Find every line with the word "enfants". Copy those lines.
= = = = = = =
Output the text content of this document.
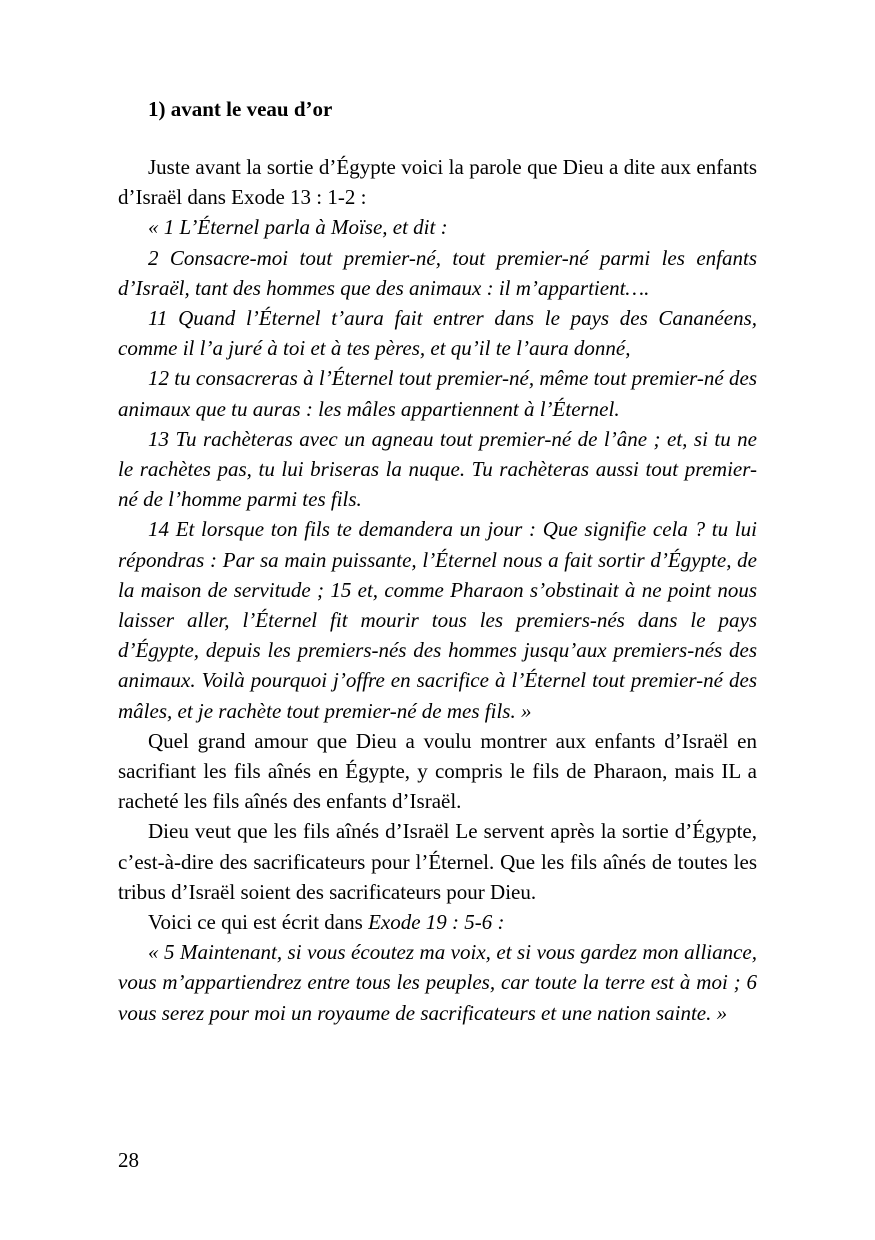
1) avant le veau d’or

Juste avant la sortie d’Égypte voici la parole que Dieu a dite aux enfants d’Israël dans Exode 13 : 1-2 :

« 1 L’Éternel parla à Moïse, et dit :

2 Consacre-moi tout premier-né, tout premier-né parmi les enfants d’Israël, tant des hommes que des animaux : il m’appartient….

11 Quand l’Éternel t’aura fait entrer dans le pays des Cananéens, comme il l’a juré à toi et à tes pères, et qu’il te l’aura donné,

12 tu consacreras à l’Éternel tout premier-né, même tout premier-né des animaux que tu auras : les mâles appartiennent à l’Éternel.

13 Tu rachèteras avec un agneau tout premier-né de l’âne ; et, si tu ne le rachètes pas, tu lui briseras la nuque. Tu rachèteras aussi tout premier-né de l’homme parmi tes fils.

14 Et lorsque ton fils te demandera un jour : Que signifie cela ? tu lui répondras : Par sa main puissante, l’Éternel nous a fait sortir d’Égypte, de la maison de servitude ; 15 et, comme Pharaon s’obstinait à ne point nous laisser aller, l’Éternel fit mourir tous les premiers-nés dans le pays d’Égypte, depuis les premiers-nés des hommes jusqu’aux premiers-nés des animaux. Voilà pourquoi j’offre en sacrifice à l’Éternel tout premier-né des mâles, et je rachète tout premier-né de mes fils. »

Quel grand amour que Dieu a voulu montrer aux enfants d’Israël en sacrifiant les fils aînés en Égypte, y compris le fils de Pharaon, mais IL a racheté les fils aînés des enfants d’Israël.

Dieu veut que les fils aînés d’Israël Le servent après la sortie d’Égypte, c’est-à-dire des sacrificateurs pour l’Éternel. Que les fils aînés de toutes les tribus d’Israël soient des sacrificateurs pour Dieu.

Voici ce qui est écrit dans Exode 19 : 5-6 :

« 5 Maintenant, si vous écoutez ma voix, et si vous gardez mon alliance, vous m’appartiendrez entre tous les peuples, car toute la terre est à moi ; 6 vous serez pour moi un royaume de sacrificateurs et une nation sainte. »

28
= = = = = = =
#### Reply
Juste avant la sortie d’Égypte voici la parole que Dieu a dite aux enfants d’Israël dans Exode 13 : 1-2 :
2 Consacre-moi tout premier-né, tout premier-né parmi les enfants d’Israël, tant des hommes que des animaux : il m’appartient….
Quel grand amour que Dieu a voulu montrer aux enfants d’Israël en sacrifiant les fils aînés en Égypte, y compris le fils de Pharaon, mais IL a racheté les fils aînés des enfants d’Israël.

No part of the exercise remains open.